§ **Exercise tasks**
1. Repeat the stretch of the cell division article from "Ludwig researchers Arshad" through "the mutant thrived.".
2. Answer these questions using the cell division article.
(a) How many proteins make up the chromosomal passenger complex?
(b) In about what share of cancers are the mistakes from faulty chromosome sorting seen?
(c) Through what structure do microtubules attach to the chromatids?
3. Take the cell division article further, picking up right after its last sentence.

§ **Text segment**
####

Ludwig researchers Arshad Desai and Christopher Campbell, a post-doctoral fellow in his laboratory, were conducting an experiment to parse the molecular details of cell division about three years ago, when they engineered a mutant yeast cell as a control that, in theory, had no chance of surviving. Apparently unaware of this, the mutant thrived.
Intrigued, Campbell and Desai began exploring how it had defied its predicted fate. As detailed in the current issue of Nature, what they discovered has overturned the prevailing model of how dividing cells ensure that each of their daughter cells emerge with equal numbers of chromosomes, which together package the genome. "Getting the right number of chromosomes into each cell is absolutely essential to sustaining life," explains Desai, PhD, a Ludwig member at the University of California, San Diego, "but it is also something that goes terribly wrong in cancer. The kinds of mistakes that occur when this process isn't functioning properly are seen in about 90% of cancers, and very frequently in advanced and drug-resistant tumors."
Campbell and Desai's study focused in particular on four interacting proteins known as the chromosomal passenger complex (CPC) that monitor the appropriate parceling out of chromosomes. When cells initiate division, each chromosome is made of two connected, identical sister chromatids-roughly resembling a pair of baguettes joined in the middle. As the process of cell division advances, long protein ropes known as microtubules that extend from opposite ends of the cell hook up to the chromosomes to yank each of the sister chromatids in opposite directions. The microtubules attach to the chromatids via an intricate disc-like structure called the kinetochore. When the protein ropes attach correctly to the sister chromatids, pulling at each from opposing sides, they generate tension on the chromosome. One of the four proteins of the CPC, Aurora B kinase, is an enzyme that monitors that tension. Aurora B is expressed at high levels in many cancers and has long been a target for the development of cancer therapies.
Aurora B is essentially a molecular detector. "If the chromosomes are not under tension," says Desai, "Aurora B forces the rope to release the kinetochore and try attaching over and over again, until they achieve that correct, tense attachment."

####

[Document understanding data]
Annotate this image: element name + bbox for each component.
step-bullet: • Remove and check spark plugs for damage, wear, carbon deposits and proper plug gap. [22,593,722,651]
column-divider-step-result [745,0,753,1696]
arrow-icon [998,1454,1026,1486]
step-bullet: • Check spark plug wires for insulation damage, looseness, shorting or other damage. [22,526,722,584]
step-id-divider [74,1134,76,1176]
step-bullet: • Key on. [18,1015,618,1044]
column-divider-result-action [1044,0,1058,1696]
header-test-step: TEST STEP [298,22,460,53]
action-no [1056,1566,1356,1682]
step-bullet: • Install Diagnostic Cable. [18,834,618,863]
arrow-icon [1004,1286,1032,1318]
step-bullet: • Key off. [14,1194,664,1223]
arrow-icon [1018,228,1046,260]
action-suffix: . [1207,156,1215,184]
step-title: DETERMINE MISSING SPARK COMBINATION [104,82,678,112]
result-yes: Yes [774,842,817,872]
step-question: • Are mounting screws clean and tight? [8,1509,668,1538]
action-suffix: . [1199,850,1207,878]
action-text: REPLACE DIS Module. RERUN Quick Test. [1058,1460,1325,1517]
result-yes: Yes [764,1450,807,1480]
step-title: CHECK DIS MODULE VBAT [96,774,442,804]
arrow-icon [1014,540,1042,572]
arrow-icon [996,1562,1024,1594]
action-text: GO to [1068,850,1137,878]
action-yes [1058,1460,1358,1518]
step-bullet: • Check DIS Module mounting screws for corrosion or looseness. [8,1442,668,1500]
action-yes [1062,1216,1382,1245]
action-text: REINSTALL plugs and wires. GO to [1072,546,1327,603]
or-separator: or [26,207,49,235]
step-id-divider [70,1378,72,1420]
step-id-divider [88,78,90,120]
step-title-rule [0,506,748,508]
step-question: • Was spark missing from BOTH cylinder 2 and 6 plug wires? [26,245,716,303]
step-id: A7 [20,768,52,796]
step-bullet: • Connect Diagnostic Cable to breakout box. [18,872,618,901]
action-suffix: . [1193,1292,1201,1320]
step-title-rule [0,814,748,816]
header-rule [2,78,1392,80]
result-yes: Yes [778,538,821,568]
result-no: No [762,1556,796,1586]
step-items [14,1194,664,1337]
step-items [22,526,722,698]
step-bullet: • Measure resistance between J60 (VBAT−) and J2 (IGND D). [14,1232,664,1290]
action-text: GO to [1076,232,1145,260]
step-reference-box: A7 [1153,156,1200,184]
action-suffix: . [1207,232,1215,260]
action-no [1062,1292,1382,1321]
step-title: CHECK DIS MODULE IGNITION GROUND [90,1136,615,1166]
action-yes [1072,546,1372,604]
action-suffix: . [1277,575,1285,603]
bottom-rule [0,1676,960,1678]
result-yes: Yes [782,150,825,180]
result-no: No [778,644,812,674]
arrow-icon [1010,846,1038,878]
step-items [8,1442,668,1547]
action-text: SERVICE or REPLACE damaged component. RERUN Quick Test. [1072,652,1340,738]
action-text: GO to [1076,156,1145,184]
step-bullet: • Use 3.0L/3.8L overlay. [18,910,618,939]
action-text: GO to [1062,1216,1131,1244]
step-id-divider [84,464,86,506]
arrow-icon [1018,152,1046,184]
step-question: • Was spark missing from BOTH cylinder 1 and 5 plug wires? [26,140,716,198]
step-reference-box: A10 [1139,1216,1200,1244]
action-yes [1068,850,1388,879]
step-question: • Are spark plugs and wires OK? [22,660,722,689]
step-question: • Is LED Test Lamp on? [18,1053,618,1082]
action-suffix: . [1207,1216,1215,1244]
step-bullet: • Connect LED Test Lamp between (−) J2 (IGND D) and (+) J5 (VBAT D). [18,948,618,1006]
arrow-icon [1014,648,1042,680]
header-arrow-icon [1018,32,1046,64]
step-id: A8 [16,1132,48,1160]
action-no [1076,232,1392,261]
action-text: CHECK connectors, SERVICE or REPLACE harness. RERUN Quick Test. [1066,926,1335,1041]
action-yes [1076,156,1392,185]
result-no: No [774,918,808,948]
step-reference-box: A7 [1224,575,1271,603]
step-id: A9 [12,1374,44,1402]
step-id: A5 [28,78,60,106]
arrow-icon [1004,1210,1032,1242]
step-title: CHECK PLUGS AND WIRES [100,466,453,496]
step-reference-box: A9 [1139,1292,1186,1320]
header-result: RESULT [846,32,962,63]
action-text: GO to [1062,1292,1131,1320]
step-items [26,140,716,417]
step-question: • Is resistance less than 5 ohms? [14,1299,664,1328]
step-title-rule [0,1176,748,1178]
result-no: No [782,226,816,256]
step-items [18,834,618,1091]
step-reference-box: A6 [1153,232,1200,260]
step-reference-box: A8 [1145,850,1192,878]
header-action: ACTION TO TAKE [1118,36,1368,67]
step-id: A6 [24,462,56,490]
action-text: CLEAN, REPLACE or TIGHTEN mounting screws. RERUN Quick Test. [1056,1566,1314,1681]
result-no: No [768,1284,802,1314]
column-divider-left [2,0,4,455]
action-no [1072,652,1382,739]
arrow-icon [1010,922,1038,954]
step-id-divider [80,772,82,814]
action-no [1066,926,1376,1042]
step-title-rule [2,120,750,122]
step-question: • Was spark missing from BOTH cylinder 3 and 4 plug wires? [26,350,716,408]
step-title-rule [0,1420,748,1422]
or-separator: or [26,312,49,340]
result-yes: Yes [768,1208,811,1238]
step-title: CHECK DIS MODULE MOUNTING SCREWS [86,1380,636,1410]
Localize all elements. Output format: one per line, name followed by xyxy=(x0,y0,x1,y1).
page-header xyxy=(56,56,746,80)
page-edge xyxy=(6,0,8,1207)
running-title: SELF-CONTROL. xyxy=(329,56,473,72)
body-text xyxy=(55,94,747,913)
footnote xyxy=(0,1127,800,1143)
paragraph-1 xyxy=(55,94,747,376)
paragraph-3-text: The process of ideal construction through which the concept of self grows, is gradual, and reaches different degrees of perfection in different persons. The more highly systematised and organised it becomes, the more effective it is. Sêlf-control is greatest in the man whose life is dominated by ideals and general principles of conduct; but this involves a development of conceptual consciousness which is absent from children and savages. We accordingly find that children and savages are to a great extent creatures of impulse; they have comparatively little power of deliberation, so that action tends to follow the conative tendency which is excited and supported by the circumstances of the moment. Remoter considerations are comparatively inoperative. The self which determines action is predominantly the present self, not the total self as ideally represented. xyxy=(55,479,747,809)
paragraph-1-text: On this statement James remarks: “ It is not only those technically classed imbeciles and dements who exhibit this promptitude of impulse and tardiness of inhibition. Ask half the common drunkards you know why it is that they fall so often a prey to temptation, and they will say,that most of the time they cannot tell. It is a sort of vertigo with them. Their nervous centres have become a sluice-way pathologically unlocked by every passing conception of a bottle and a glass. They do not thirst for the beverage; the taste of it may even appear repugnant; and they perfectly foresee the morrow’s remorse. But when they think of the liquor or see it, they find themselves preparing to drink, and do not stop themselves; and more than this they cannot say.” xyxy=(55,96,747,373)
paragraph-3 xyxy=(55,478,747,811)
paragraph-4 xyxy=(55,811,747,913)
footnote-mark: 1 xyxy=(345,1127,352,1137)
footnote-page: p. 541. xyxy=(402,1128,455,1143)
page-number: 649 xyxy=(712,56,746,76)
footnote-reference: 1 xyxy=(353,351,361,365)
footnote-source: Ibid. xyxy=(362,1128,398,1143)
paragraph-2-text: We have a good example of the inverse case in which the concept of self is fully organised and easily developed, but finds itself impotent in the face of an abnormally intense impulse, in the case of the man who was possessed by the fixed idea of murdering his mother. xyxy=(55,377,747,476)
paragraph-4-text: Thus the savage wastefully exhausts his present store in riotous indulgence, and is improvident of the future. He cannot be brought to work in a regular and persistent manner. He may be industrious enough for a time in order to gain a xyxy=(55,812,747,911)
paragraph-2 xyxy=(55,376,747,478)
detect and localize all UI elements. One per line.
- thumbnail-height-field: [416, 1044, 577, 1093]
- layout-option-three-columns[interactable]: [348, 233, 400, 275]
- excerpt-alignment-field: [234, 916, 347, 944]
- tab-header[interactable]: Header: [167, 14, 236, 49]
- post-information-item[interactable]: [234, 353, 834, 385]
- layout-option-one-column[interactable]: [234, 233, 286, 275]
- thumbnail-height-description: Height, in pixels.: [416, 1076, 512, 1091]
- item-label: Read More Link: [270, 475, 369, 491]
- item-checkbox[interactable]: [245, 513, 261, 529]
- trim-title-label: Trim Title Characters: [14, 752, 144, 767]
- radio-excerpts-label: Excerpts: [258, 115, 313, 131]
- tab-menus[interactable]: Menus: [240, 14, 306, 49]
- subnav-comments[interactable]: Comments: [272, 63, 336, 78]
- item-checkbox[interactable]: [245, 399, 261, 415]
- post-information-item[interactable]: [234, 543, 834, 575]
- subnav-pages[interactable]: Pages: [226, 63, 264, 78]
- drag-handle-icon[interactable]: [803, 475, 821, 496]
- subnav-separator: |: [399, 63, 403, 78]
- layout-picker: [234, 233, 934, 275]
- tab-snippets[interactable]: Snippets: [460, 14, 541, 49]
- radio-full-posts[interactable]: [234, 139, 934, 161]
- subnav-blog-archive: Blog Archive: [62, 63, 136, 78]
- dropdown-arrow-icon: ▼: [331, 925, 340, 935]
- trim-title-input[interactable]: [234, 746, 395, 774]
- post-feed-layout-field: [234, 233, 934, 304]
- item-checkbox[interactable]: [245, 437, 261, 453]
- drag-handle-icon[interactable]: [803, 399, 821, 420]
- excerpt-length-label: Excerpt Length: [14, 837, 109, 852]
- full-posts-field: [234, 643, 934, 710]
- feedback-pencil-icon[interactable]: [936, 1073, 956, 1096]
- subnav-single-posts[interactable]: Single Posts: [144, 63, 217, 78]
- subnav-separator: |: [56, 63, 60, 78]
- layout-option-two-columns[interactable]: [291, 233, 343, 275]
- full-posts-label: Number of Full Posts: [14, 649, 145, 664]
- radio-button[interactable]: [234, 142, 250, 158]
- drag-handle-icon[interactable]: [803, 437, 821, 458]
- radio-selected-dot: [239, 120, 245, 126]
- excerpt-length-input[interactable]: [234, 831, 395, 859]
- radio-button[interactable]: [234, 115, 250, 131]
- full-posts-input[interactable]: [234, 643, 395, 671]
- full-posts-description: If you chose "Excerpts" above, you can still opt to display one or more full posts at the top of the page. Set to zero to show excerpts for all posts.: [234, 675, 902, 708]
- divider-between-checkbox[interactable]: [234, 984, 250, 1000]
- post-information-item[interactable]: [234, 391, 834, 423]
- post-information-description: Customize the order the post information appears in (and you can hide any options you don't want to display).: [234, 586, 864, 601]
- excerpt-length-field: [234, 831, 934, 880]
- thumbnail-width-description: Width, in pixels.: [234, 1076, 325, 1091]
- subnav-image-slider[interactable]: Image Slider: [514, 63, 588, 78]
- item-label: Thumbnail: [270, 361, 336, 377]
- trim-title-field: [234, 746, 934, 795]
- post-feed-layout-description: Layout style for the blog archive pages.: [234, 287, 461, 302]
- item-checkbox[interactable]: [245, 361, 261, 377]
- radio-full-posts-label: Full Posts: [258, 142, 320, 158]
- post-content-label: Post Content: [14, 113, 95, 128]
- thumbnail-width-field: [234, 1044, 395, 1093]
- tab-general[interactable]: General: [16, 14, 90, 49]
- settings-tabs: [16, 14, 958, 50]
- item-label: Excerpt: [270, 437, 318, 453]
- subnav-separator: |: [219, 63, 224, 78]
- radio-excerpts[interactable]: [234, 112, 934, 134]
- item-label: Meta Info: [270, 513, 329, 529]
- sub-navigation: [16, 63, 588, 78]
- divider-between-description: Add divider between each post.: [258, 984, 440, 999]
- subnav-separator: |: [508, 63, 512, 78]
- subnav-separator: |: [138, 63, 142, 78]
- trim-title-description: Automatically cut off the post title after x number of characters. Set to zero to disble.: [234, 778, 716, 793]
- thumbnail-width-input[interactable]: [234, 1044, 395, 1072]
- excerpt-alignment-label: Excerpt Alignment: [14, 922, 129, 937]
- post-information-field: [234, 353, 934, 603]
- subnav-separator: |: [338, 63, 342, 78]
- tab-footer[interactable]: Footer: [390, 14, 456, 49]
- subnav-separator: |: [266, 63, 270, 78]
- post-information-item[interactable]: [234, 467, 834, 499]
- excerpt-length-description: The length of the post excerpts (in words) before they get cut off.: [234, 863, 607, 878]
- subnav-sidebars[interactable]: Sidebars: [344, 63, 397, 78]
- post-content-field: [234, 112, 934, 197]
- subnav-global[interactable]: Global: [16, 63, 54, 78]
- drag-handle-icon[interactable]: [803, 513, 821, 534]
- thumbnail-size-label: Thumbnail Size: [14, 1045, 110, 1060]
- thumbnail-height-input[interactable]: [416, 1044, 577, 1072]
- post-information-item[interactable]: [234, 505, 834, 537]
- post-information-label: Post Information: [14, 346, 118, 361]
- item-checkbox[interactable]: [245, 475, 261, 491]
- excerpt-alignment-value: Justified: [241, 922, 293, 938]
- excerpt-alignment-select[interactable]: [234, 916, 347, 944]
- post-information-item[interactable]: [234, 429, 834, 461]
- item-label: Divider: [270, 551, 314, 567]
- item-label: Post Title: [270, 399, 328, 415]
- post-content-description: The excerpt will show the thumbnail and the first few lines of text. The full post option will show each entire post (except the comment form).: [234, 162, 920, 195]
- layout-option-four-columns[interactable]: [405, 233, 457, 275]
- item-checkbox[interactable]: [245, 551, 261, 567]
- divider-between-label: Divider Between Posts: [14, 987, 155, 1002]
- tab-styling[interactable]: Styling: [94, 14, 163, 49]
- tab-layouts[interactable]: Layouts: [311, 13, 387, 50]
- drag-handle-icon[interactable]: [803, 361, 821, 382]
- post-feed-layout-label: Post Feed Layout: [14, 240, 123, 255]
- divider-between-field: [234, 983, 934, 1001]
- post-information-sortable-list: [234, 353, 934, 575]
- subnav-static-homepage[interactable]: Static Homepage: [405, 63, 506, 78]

####

§ **Numbered responses**
1.
Ludwig researchers Arshad Desai and Christopher Campbell, a post-doctoral fellow in his laboratory, were conducting an experiment to parse the molecular details of cell division about three years ago, when they engineered a mutant yeast cell as a control that, in theory, had no chance of surviving. Apparently unaware of this, the mutant thrived.

2.
(a) Four.
(b) About 90%.
(c) The kinetochore, a disc-like structure.

3.
The question is how? Aurora B is ordinarily found between the two kinetochores in a region of the chromosome that links the sister chromatids, known as the centromere. The prevailing model held that the microtubule ropes would pull themselves, and the kinetochores, away from Aurora B's reach, so that it cannot force the microtubule ropes to detach from their captive chromosomes. In other words, the location of Aurora B between the two kinetochore discs was thought to be central to its role as a monitor of the requisite tension. "This matter was thought settled," says Desai.
Yet, as Campbell and Desai show through their experiments, yeast cells engineered to carry a mutant CPC that can't be targeted to the centromere survive quite vigorously. They demonstrate that in such cells Aurora B instead congregates on the microtubule ropes. There, it somehow still ensures that the required tension is achieved on chromosomes before they are parceled out to daughter cells.
How precisely it does this remains unclear. Campbell and Desai provide evidence that the clustering of Aurora B on microtubules might be sufficient to activate its function. At the same time, they hypothesize, appropriate tension on the chromosome may induce structural changes in Aurora B's targets that make them resistant to its enzymatic activity. Campbell and Desai are now conducting experiments to test these ideas.